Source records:

-- Opening Marker --

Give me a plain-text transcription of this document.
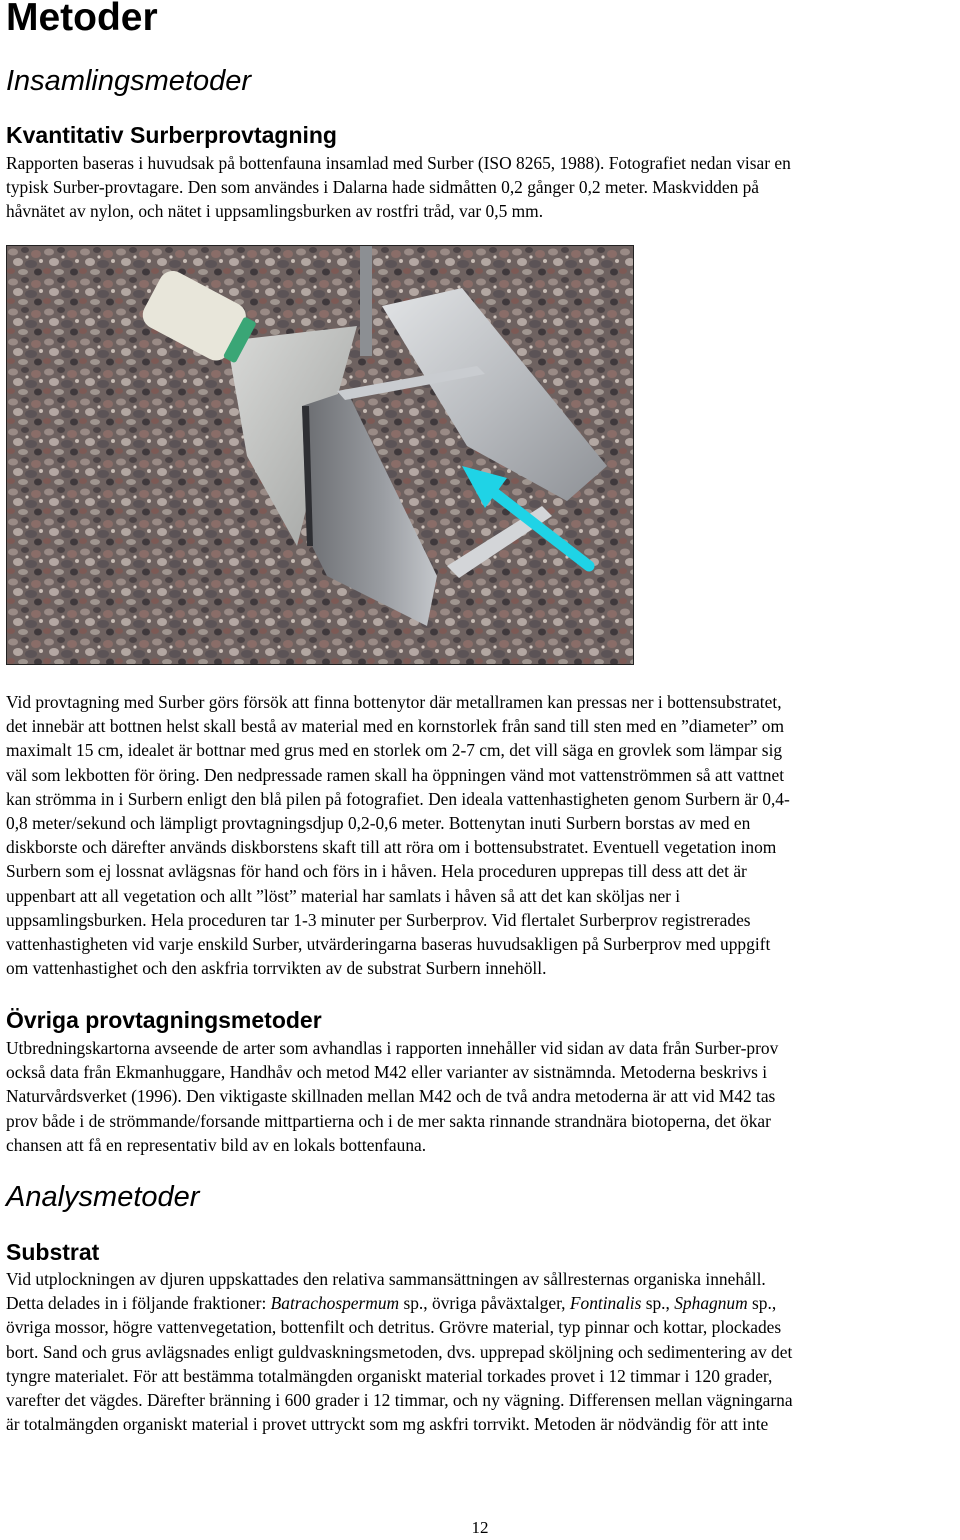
Metoder
Insamlingsmetoder
Kvantitativ Surberprovtagning
Rapporten baseras i huvudsak på bottenfauna insamlad med Surber (ISO 8265, 1988). Fotografiet nedan visar en
typisk Surber-provtagare. Den som användes i Dalarna hade sidmåtten 0,2 gånger 0,2 meter. Maskvidden på
håvnätet av nylon, och nätet i uppsamlingsburken av rostfri tråd, var 0,5 mm.
Vid provtagning med Surber görs försök att finna bottenytor där metallramen kan pressas ner i bottensubstratet,
det innebär att bottnen helst skall bestå av material med en kornstorlek från sand till sten med en ”diameter” om
maximalt 15 cm, idealet är bottnar med grus med en storlek om 2-7 cm, det vill säga en grovlek som lämpar sig
väl som lekbotten för öring. Den nedpressade ramen skall ha öppningen vänd mot vattenströmmen så att vattnet
kan strömma in i Surbern enligt den blå pilen på fotografiet. Den ideala vattenhastigheten genom Surbern är 0,4-
0,8 meter/sekund och lämpligt provtagningsdjup 0,2-0,6 meter. Bottenytan inuti Surbern borstas av med en
diskborste och därefter används diskborstens skaft till att röra om i bottensubstratet. Eventuell vegetation inom
Surbern som ej lossnat avlägsnas för hand och förs in i håven. Hela proceduren upprepas till dess att det är
uppenbart att all vegetation och allt ”löst” material har samlats i håven så att det kan sköljas ner i
uppsamlingsburken. Hela proceduren tar 1-3 minuter per Surberprov. Vid flertalet Surberprov registrerades
vattenhastigheten vid varje enskild Surber, utvärderingarna baseras huvudsakligen på Surberprov med uppgift
om vattenhastighet och den askfria torrvikten av de substrat Surbern innehöll.
Övriga provtagningsmetoder
Utbredningskartorna avseende de arter som avhandlas i rapporten innehåller vid sidan av data från Surber-prov
också data från Ekmanhuggare, Handhåv och metod M42 eller varianter av sistnämnda. Metoderna beskrivs i
Naturvårdsverket (1996). Den viktigaste skillnaden mellan M42 och de två andra metoderna är att vid M42 tas
prov både i de strömmande/forsande mittpartierna och i de mer sakta rinnande strandnära biotoperna, det ökar
chansen att få en representativ bild av en lokals bottenfauna.
Analysmetoder
Substrat
Vid utplockningen av djuren uppskattades den relativa sammansättningen av sållresternas organiska innehåll.
Detta delades in i följande fraktioner: Batrachospermum sp., övriga påväxtalger, Fontinalis sp., Sphagnum sp.,
övriga mossor, högre vattenvegetation, bottenfilt och detritus. Grövre material, typ pinnar och kottar, plockades
bort. Sand och grus avlägsnades enligt guldvaskningsmetoden, dvs. upprepad sköljning och sedimentering av det
tyngre materialet. För att bestämma totalmängden organiskt material torkades provet i 12 timmar i 120 grader,
varefter det vägdes. Därefter bränning i 600 grader i 12 timmar, och ny vägning. Differensen mellan vägningarna
är totalmängden organiskt material i provet uttryckt som mg askfri torrvikt. Metoden är nödvändig för att inte
12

-- Closing Marker --

▶ _INSTRUCTIONS TO FOLLOW_: What lines above contain the string "skall"? Copy all of them.

▶ _EXERCISE RESPONSE_:
det innebär att bottnen helst skall bestå av material med en kornstorlek från sand till sten med en ”diameter” om
väl som lekbotten för öring. Den nedpressade ramen skall ha öppningen vänd mot vattenströmmen så att vattnet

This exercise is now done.